_GIVEN EXERCISE_
Your task is to reproduce the material exactly.

_RECORDS_
• • •
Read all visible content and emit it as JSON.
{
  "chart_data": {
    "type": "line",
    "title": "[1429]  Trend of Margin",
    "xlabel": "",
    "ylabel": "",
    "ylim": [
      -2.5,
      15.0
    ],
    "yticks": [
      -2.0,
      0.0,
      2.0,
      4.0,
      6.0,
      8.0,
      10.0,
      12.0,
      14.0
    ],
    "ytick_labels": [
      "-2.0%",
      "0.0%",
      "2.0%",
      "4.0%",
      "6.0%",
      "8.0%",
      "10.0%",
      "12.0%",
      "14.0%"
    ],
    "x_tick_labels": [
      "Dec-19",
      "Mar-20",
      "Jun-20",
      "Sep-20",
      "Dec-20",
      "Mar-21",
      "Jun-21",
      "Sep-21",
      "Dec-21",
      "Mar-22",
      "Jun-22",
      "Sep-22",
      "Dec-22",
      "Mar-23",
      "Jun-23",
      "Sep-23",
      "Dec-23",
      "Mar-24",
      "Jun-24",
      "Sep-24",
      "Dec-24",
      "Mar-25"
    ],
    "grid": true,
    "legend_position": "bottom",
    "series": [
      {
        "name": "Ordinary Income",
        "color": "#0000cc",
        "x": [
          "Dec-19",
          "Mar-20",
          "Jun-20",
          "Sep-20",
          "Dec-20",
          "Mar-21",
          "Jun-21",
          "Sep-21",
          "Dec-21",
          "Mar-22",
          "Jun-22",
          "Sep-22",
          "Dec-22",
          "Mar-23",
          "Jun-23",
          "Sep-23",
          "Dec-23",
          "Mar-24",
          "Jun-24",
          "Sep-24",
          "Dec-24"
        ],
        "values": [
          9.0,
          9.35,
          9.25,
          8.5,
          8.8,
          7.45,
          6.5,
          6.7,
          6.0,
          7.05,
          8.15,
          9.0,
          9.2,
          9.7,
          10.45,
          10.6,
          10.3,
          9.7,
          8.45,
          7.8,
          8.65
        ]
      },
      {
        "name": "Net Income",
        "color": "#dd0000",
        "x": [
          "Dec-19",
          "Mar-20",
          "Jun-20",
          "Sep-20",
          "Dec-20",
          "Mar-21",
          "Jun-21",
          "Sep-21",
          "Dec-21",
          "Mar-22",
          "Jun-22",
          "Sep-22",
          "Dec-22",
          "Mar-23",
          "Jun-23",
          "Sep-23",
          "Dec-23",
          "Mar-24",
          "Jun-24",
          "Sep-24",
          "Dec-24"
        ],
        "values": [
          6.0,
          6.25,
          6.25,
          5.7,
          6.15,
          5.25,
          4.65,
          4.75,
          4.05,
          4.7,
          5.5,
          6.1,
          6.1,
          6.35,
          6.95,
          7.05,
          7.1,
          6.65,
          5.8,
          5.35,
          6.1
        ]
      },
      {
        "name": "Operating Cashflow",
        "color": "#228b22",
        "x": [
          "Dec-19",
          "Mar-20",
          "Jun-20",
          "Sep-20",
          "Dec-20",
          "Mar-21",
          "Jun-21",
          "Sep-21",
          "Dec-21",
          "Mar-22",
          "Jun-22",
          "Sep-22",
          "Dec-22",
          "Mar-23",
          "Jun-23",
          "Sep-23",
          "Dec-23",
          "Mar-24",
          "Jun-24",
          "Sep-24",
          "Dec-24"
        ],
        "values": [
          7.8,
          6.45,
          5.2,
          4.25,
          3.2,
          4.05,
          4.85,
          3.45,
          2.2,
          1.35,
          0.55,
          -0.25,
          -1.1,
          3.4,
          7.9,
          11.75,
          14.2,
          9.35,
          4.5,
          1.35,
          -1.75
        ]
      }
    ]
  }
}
• • •
_RESULT FOR THIS EXERCISE_
Read all visible content and emit it as JSON.
{
  "chart_data": {
    "type": "line",
    "title": "[1429]  Trend of Margin",
    "xlabel": "",
    "ylabel": "",
    "ylim": [
      -2.5,
      15.0
    ],
    "yticks": [
      -2.0,
      0.0,
      2.0,
      4.0,
      6.0,
      8.0,
      10.0,
      12.0,
      14.0
    ],
    "ytick_labels": [
      "-2.0%",
      "0.0%",
      "2.0%",
      "4.0%",
      "6.0%",
      "8.0%",
      "10.0%",
      "12.0%",
      "14.0%"
    ],
    "x_tick_labels": [
      "Dec-19",
      "Mar-20",
      "Jun-20",
      "Sep-20",
      "Dec-20",
      "Mar-21",
      "Jun-21",
      "Sep-21",
      "Dec-21",
      "Mar-22",
      "Jun-22",
      "Sep-22",
      "Dec-22",
      "Mar-23",
      "Jun-23",
      "Sep-23",
      "Dec-23",
      "Mar-24",
      "Jun-24",
      "Sep-24",
      "Dec-24",
      "Mar-25"
    ],
    "grid": true,
    "legend_position": "bottom",
    "series": [
      {
        "name": "Ordinary Income",
        "color": "#0000cc",
        "x": [
          "Dec-19",
          "Mar-20",
          "Jun-20",
          "Sep-20",
          "Dec-20",
          "Mar-21",
          "Jun-21",
          "Sep-21",
          "Dec-21",
          "Mar-22",
          "Jun-22",
          "Sep-22",
          "Dec-22",
          "Mar-23",
          "Jun-23",
          "Sep-23",
          "Dec-23",
          "Mar-24",
          "Jun-24",
          "Sep-24",
          "Dec-24"
        ],
        "values": [
          9.0,
          9.35,
          9.25,
          8.5,
          8.8,
          7.45,
          6.5,
          6.7,
          6.0,
          7.05,
          8.15,
          9.0,
          9.2,
          9.7,
          10.45,
          10.6,
          10.3,
          9.7,
          8.45,
          7.8,
          8.65
        ]
      },
      {
        "name": "Net Income",
        "color": "#dd0000",
        "x": [
          "Dec-19",
          "Mar-20",
          "Jun-20",
          "Sep-20",
          "Dec-20",
          "Mar-21",
          "Jun-21",
          "Sep-21",
          "Dec-21",
          "Mar-22",
          "Jun-22",
          "Sep-22",
          "Dec-22",
          "Mar-23",
          "Jun-23",
          "Sep-23",
          "Dec-23",
          "Mar-24",
          "Jun-24",
          "Sep-24",
          "Dec-24"
        ],
        "values": [
          6.0,
          6.25,
          6.25,
          5.7,
          6.15,
          5.25,
          4.65,
          4.75,
          4.05,
          4.7,
          5.5,
          6.1,
          6.1,
          6.35,
          6.95,
          7.05,
          7.1,
          6.65,
          5.8,
          5.35,
          6.1
        ]
      },
      {
        "name": "Operating Cashflow",
        "color": "#228b22",
        "x": [
          "Dec-19",
          "Mar-20",
          "Jun-20",
          "Sep-20",
          "Dec-20",
          "Mar-21",
          "Jun-21",
          "Sep-21",
          "Dec-21",
          "Mar-22",
          "Jun-22",
          "Sep-22",
          "Dec-22",
          "Mar-23",
          "Jun-23",
          "Sep-23",
          "Dec-23",
          "Mar-24",
          "Jun-24",
          "Sep-24",
          "Dec-24"
        ],
        "values": [
          7.8,
          6.45,
          5.2,
          4.25,
          3.2,
          4.05,
          4.85,
          3.45,
          2.2,
          1.35,
          0.55,
          -0.25,
          -1.1,
          3.4,
          7.9,
          11.75,
          14.2,
          9.35,
          4.5,
          1.35,
          -1.75
        ]
      }
    ]
  }
}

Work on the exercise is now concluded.